Data items:
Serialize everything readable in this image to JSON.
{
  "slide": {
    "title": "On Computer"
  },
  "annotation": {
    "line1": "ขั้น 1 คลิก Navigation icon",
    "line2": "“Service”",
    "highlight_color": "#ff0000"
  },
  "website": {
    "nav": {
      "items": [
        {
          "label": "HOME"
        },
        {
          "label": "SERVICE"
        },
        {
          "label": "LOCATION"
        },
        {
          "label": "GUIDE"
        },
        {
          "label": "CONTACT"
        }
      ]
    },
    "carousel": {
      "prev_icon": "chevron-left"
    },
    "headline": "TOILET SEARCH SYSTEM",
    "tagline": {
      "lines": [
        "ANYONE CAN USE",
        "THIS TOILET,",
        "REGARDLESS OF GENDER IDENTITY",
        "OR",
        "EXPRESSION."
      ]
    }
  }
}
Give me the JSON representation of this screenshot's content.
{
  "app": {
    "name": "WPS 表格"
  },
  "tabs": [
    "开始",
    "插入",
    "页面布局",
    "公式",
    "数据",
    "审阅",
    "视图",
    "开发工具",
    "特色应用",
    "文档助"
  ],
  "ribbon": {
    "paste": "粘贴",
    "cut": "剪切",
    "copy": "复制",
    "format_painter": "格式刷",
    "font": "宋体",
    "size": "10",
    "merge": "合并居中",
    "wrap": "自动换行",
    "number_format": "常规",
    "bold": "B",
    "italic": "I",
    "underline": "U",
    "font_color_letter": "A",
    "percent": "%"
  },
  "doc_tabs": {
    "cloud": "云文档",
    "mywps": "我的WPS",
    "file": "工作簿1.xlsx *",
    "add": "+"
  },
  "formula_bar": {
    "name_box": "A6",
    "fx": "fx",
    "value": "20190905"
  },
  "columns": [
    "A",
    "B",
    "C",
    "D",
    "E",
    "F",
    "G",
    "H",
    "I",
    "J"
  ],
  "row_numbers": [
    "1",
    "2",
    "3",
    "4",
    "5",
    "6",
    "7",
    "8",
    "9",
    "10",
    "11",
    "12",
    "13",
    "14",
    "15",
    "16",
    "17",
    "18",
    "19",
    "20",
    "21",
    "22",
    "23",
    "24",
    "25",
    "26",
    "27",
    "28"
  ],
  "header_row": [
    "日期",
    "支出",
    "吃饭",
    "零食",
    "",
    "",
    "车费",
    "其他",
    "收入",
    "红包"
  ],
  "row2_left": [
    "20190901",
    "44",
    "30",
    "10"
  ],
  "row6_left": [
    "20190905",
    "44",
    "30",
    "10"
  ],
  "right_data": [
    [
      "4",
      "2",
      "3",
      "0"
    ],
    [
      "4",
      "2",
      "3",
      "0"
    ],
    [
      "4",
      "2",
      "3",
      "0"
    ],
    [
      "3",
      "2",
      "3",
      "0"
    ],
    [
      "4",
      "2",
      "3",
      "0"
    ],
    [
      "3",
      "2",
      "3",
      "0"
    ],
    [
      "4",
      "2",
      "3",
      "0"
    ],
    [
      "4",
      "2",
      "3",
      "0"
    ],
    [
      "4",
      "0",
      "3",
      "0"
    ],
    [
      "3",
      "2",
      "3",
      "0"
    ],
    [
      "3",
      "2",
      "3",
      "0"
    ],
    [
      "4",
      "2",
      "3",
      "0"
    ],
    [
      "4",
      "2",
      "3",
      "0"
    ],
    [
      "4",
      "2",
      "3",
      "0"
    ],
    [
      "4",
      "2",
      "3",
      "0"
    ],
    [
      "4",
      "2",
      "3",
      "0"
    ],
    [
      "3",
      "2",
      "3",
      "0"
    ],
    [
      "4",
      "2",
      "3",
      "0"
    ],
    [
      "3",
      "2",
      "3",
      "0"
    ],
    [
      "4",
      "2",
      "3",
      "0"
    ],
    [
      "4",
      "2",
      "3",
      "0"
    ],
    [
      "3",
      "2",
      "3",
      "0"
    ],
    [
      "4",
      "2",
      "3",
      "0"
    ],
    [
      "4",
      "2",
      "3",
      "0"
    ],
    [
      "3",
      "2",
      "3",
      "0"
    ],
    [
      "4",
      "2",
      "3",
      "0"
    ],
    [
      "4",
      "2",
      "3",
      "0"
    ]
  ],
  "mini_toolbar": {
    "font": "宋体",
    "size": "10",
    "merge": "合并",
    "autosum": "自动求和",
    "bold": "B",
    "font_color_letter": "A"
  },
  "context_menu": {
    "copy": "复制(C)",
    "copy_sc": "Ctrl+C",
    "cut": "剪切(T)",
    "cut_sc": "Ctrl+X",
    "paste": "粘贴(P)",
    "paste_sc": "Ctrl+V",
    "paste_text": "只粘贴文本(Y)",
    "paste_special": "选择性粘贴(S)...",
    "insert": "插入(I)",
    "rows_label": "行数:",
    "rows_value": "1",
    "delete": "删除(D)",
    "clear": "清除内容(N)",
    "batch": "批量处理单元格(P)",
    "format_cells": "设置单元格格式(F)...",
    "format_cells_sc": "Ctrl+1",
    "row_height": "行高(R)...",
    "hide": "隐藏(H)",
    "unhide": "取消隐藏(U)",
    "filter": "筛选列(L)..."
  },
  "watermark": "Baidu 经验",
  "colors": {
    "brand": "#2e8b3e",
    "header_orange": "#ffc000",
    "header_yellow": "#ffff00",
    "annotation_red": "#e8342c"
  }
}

What is expected: Search the records above for the string "Ctrl". Copy every line that contains it.

Task response:
    "copy_sc": "Ctrl+C",
    "cut_sc": "Ctrl+X",
    "paste_sc": "Ctrl+V",
    "format_cells_sc": "Ctrl+1",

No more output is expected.